练习说明:
请逐字重新列出下列全部记录，答案中不得包含图片。

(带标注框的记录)
########################################

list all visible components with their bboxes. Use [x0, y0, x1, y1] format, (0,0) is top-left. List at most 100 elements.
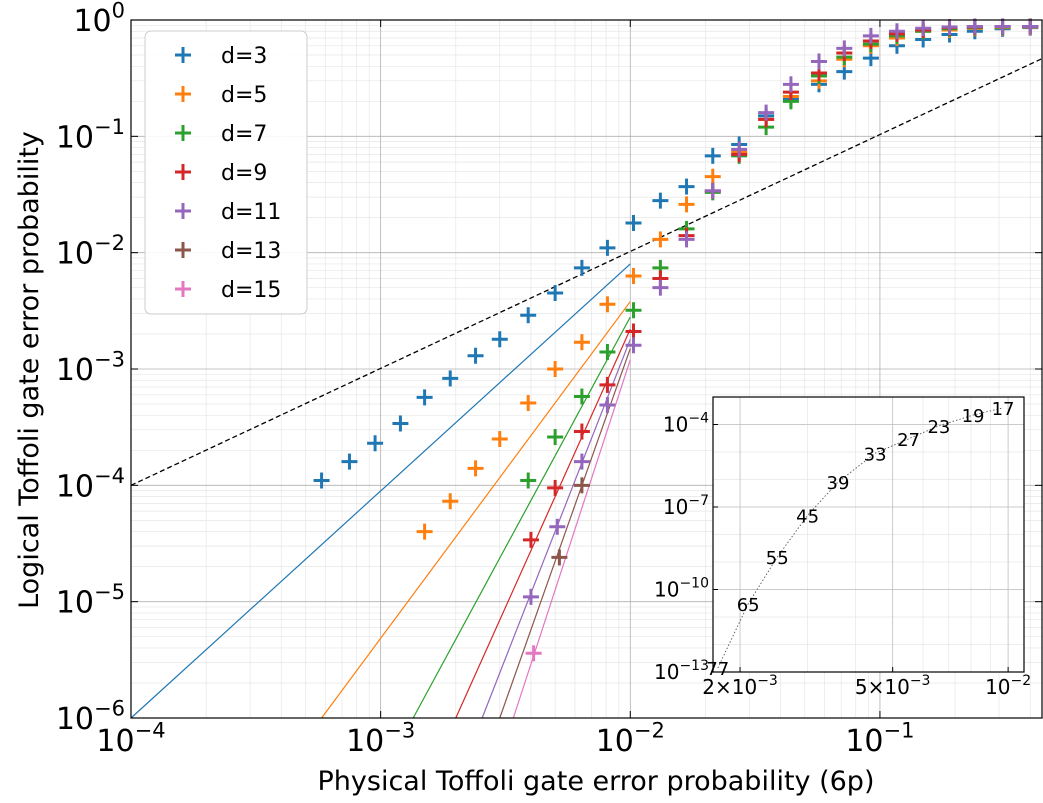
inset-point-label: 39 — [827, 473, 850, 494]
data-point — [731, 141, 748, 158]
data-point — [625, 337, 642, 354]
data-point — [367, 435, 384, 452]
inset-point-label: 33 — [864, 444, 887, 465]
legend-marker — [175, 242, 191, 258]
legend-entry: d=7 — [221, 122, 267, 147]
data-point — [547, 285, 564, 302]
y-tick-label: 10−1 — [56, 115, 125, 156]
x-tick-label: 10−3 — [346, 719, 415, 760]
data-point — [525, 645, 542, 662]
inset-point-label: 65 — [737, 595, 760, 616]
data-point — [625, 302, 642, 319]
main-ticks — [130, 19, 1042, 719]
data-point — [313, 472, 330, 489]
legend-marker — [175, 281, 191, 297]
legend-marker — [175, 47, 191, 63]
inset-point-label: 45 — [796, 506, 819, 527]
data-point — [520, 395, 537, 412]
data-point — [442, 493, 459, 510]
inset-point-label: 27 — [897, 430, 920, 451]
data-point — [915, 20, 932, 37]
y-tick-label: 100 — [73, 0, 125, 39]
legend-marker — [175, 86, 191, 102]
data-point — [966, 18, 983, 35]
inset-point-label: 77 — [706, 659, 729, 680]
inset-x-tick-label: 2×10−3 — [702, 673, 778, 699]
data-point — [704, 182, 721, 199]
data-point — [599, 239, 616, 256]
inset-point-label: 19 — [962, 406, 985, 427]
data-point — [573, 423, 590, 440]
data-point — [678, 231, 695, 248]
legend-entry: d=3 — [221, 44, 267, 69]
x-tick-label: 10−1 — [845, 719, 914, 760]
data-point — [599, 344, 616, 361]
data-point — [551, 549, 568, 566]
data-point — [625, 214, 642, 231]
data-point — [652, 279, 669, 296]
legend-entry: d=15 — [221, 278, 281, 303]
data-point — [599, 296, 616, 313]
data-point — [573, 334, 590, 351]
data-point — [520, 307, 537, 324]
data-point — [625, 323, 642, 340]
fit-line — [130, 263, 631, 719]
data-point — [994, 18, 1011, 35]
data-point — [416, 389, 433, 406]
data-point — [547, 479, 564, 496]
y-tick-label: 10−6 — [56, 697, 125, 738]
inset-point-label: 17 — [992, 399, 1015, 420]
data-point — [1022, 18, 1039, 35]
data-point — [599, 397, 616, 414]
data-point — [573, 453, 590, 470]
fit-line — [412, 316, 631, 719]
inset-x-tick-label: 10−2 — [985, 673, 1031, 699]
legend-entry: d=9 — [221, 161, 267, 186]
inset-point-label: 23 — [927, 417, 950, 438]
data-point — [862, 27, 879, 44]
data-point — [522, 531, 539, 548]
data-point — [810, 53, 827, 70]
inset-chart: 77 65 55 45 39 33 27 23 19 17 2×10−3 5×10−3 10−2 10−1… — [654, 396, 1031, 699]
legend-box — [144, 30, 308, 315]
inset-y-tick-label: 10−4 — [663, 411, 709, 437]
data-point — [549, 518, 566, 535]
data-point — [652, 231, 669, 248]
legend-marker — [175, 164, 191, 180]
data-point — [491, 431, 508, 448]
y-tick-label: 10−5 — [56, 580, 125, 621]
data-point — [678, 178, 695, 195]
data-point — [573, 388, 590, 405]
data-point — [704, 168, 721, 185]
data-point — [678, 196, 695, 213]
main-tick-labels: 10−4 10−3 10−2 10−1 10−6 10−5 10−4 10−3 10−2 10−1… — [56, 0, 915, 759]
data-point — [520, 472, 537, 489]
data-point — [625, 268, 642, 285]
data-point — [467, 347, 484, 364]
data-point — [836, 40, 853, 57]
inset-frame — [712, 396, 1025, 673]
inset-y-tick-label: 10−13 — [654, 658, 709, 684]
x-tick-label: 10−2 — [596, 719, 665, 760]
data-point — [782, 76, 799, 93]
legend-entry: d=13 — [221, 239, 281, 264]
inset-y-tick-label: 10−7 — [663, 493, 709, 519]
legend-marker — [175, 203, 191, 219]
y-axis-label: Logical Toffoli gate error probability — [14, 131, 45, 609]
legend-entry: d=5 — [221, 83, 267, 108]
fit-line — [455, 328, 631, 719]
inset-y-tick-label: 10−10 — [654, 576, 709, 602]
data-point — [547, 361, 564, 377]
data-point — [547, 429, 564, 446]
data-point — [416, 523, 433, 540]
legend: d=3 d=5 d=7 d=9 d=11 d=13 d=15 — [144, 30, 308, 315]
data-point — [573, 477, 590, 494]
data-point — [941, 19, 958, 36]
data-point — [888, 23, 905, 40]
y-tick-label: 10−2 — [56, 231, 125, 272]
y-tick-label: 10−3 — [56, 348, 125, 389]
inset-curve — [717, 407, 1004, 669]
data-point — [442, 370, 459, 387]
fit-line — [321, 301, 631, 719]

########################################

任务解答:
list all visible components with their bboxes. Use [x0, y0, x1, y1] format, (0,0) is top-left. List at most 100 elements.
inset-point-label: 39 — [827, 473, 850, 494]
data-point — [731, 141, 748, 158]
data-point — [625, 337, 642, 354]
data-point — [367, 435, 384, 452]
inset-point-label: 33 — [864, 444, 887, 465]
legend-marker — [175, 242, 191, 258]
legend-entry: d=7 — [221, 122, 267, 147]
data-point — [547, 285, 564, 302]
y-tick-label: 10−1 — [56, 115, 125, 156]
x-tick-label: 10−3 — [346, 719, 415, 760]
data-point — [525, 645, 542, 662]
inset-point-label: 65 — [737, 595, 760, 616]
data-point — [625, 302, 642, 319]
main-ticks — [130, 19, 1042, 719]
data-point — [313, 472, 330, 489]
legend-marker — [175, 281, 191, 297]
legend-marker — [175, 47, 191, 63]
inset-point-label: 45 — [796, 506, 819, 527]
data-point — [520, 395, 537, 412]
data-point — [442, 493, 459, 510]
inset-point-label: 27 — [897, 430, 920, 451]
data-point — [915, 20, 932, 37]
y-tick-label: 100 — [73, 0, 125, 39]
legend-marker — [175, 86, 191, 102]
data-point — [966, 18, 983, 35]
inset-point-label: 77 — [706, 659, 729, 680]
inset-x-tick-label: 2×10−3 — [702, 673, 778, 699]
data-point — [704, 182, 721, 199]
data-point — [599, 239, 616, 256]
inset-point-label: 19 — [962, 406, 985, 427]
data-point — [573, 423, 590, 440]
data-point — [678, 231, 695, 248]
legend-entry: d=3 — [221, 44, 267, 69]
x-tick-label: 10−1 — [845, 719, 914, 760]
data-point — [599, 344, 616, 361]
data-point — [551, 549, 568, 566]
data-point — [625, 214, 642, 231]
data-point — [652, 279, 669, 296]
legend-entry: d=15 — [221, 278, 281, 303]
data-point — [599, 296, 616, 313]
data-point — [573, 334, 590, 351]
data-point — [520, 307, 537, 324]
data-point — [625, 323, 642, 340]
fit-line — [130, 263, 631, 719]
data-point — [994, 18, 1011, 35]
data-point — [416, 389, 433, 406]
data-point — [547, 479, 564, 496]
y-tick-label: 10−6 — [56, 697, 125, 738]
inset-point-label: 17 — [992, 399, 1015, 420]
data-point — [1022, 18, 1039, 35]
data-point — [599, 397, 616, 414]
data-point — [573, 453, 590, 470]
fit-line — [412, 316, 631, 719]
inset-x-tick-label: 10−2 — [985, 673, 1031, 699]
legend-entry: d=9 — [221, 161, 267, 186]
inset-point-label: 23 — [927, 417, 950, 438]
data-point — [862, 27, 879, 44]
data-point — [522, 531, 539, 548]
data-point — [810, 53, 827, 70]
inset-chart: 77 65 55 45 39 33 27 23 19 17 2×10−3 5×10−3 10−2 10−1… — [654, 396, 1031, 699]
legend-box — [144, 30, 308, 315]
inset-y-tick-label: 10−4 — [663, 411, 709, 437]
data-point — [549, 518, 566, 535]
data-point — [652, 231, 669, 248]
legend-marker — [175, 164, 191, 180]
data-point — [491, 431, 508, 448]
y-tick-label: 10−5 — [56, 580, 125, 621]
data-point — [678, 178, 695, 195]
data-point — [573, 388, 590, 405]
data-point — [704, 168, 721, 185]
data-point — [678, 196, 695, 213]
main-tick-labels: 10−4 10−3 10−2 10−1 10−6 10−5 10−4 10−3 10−2 10−1… — [56, 0, 915, 759]
data-point — [520, 472, 537, 489]
data-point — [625, 268, 642, 285]
data-point — [467, 347, 484, 364]
data-point — [836, 40, 853, 57]
inset-frame — [712, 396, 1025, 673]
inset-y-tick-label: 10−13 — [654, 658, 709, 684]
x-tick-label: 10−2 — [596, 719, 665, 760]
data-point — [782, 76, 799, 93]
legend-entry: d=13 — [221, 239, 281, 264]
inset-y-tick-label: 10−7 — [663, 493, 709, 519]
legend-marker — [175, 203, 191, 219]
y-axis-label: Logical Toffoli gate error probability — [14, 131, 45, 609]
legend-entry: d=5 — [221, 83, 267, 108]
fit-line — [455, 328, 631, 719]
inset-y-tick-label: 10−10 — [654, 576, 709, 602]
data-point — [547, 361, 564, 377]
data-point — [547, 429, 564, 446]
data-point — [416, 523, 433, 540]
legend: d=3 d=5 d=7 d=9 d=11 d=13 d=15 — [144, 30, 308, 315]
data-point — [573, 477, 590, 494]
data-point — [941, 19, 958, 36]
data-point — [888, 23, 905, 40]
y-tick-label: 10−2 — [56, 231, 125, 272]
y-tick-label: 10−3 — [56, 348, 125, 389]
inset-curve — [717, 407, 1004, 669]
data-point — [442, 370, 459, 387]
fit-line — [321, 301, 631, 719]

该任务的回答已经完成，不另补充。